[Dataset items]

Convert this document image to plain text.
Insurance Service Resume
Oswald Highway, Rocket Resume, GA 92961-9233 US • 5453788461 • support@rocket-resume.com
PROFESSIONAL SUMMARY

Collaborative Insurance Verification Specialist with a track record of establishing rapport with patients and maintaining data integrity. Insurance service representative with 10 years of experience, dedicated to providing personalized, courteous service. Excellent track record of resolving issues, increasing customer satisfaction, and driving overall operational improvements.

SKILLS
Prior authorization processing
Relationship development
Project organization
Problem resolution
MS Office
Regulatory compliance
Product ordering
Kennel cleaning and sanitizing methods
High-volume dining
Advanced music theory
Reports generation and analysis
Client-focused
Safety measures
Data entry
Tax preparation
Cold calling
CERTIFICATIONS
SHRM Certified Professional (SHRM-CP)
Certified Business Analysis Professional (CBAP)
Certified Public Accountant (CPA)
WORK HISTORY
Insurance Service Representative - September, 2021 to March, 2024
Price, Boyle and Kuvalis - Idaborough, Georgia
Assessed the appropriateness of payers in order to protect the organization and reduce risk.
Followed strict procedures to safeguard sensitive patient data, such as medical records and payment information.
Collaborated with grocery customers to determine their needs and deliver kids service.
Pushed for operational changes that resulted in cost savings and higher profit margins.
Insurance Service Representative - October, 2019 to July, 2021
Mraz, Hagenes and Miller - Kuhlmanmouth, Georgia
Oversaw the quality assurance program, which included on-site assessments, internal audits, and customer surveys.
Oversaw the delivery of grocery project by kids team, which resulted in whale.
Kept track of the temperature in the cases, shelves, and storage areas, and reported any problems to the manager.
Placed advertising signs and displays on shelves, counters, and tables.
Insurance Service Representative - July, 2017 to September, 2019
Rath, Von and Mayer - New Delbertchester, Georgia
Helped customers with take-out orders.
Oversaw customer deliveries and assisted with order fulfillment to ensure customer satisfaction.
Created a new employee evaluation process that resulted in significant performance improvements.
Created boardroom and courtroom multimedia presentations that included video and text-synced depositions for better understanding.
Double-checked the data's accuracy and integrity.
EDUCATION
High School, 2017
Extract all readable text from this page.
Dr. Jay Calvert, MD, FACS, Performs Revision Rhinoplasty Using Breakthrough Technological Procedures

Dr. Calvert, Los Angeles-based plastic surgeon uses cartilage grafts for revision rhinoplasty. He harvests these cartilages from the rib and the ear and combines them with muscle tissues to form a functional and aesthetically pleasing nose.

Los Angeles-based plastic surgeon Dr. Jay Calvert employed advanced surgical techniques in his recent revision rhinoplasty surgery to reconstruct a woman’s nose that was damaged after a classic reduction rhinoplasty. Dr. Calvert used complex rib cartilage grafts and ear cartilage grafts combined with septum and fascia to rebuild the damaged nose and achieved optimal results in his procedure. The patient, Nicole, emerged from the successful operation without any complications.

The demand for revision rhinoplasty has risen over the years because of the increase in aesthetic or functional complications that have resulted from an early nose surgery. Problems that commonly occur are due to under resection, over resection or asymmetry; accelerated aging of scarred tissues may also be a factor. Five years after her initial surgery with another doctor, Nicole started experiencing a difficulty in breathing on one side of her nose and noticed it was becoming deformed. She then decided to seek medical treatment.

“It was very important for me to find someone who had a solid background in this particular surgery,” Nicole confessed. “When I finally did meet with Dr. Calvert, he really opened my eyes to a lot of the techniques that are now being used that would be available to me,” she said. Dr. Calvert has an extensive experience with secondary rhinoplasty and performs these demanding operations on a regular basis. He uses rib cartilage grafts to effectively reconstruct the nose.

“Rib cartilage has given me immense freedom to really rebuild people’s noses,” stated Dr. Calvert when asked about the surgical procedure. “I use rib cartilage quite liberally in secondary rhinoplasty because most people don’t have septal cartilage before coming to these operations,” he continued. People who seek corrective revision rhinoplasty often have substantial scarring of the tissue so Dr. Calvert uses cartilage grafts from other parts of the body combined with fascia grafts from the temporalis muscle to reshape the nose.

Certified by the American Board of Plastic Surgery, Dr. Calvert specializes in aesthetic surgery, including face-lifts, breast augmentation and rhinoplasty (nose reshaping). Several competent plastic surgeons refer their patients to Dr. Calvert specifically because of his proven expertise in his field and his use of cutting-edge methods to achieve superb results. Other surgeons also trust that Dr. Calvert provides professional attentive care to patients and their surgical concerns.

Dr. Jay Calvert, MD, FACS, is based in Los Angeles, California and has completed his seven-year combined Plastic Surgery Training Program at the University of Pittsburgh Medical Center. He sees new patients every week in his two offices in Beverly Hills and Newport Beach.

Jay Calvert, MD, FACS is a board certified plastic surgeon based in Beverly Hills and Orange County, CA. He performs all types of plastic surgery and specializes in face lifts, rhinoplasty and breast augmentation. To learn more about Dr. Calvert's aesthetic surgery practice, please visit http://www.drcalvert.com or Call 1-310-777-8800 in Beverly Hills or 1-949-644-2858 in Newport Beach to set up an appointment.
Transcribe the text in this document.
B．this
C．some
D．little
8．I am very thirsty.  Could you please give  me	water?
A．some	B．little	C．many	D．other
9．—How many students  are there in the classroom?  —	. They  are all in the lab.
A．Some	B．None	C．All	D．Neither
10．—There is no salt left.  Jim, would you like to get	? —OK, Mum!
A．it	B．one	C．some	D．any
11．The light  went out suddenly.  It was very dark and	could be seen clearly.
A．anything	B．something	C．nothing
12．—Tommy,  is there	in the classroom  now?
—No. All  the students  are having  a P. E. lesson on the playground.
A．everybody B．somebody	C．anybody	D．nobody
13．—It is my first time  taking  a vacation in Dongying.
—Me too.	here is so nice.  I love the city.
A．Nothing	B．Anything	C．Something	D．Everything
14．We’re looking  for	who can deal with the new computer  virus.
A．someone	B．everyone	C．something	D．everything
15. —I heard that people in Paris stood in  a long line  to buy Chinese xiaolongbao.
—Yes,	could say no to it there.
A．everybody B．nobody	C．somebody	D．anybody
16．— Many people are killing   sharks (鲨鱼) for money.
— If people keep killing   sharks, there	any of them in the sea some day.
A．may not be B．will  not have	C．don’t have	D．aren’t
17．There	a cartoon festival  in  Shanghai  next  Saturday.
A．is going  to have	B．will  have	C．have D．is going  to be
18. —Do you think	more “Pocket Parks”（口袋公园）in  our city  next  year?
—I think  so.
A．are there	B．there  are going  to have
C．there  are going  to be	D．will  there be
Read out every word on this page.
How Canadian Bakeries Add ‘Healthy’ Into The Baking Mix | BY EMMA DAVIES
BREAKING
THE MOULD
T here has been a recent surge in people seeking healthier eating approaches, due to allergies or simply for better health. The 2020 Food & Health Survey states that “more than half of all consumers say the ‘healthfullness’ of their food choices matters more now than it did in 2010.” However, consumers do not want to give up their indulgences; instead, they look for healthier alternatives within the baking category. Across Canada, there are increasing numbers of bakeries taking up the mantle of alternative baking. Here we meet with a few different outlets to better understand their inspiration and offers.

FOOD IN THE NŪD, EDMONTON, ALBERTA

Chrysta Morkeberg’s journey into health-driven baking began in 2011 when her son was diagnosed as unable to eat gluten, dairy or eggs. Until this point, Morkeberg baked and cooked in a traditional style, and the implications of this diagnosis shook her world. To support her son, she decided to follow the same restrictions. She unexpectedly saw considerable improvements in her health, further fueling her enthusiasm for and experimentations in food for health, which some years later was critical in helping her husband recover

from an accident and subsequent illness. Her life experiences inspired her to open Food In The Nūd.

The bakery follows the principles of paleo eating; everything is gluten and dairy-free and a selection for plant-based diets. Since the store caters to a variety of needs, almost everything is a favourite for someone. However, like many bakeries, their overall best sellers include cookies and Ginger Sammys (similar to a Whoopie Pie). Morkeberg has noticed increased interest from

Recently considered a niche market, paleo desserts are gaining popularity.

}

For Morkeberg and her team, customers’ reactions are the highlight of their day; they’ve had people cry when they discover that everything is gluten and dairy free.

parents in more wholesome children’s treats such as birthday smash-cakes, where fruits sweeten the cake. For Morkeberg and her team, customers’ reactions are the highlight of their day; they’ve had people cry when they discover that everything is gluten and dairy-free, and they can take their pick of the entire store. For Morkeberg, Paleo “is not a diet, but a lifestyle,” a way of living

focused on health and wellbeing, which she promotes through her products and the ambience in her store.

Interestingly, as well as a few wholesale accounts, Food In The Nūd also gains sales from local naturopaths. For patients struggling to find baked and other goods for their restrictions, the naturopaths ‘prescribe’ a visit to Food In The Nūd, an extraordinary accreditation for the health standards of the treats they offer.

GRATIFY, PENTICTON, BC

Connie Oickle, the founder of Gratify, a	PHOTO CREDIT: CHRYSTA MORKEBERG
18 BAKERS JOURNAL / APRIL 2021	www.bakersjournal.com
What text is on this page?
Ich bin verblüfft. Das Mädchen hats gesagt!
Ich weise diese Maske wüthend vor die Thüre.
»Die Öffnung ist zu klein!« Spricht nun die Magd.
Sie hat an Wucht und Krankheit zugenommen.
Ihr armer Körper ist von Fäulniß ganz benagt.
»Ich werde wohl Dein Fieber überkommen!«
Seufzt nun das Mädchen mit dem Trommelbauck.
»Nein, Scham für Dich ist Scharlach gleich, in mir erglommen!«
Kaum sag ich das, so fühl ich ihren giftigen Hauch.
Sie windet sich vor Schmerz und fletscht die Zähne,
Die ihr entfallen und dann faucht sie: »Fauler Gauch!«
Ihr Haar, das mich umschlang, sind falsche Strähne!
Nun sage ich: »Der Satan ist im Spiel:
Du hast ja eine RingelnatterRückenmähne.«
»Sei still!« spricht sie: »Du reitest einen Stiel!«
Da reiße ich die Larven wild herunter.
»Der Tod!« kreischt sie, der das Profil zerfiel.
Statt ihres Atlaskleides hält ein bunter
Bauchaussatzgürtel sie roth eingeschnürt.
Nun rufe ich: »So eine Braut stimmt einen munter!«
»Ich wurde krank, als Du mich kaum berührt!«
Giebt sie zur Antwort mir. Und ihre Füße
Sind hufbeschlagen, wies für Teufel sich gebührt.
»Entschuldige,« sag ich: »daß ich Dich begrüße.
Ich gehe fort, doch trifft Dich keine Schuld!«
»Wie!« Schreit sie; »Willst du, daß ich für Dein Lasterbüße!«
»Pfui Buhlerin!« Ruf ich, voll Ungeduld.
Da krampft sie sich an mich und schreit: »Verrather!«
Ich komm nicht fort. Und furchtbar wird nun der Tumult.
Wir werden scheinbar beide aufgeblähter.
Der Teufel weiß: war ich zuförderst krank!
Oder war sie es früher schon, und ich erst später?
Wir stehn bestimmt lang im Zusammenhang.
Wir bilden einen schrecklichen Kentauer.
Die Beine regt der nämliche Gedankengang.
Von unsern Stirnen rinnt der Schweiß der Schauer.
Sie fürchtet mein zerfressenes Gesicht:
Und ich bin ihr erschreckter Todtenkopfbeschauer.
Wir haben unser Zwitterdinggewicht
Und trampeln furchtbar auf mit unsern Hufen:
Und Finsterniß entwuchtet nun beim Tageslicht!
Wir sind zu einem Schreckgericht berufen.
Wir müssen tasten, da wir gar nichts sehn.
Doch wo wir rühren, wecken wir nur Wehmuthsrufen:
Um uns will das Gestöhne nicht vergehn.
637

» **Task directions**
The expected output is one number: how many lines of the data above hold the string "Dein".

» **Finished exercise**
2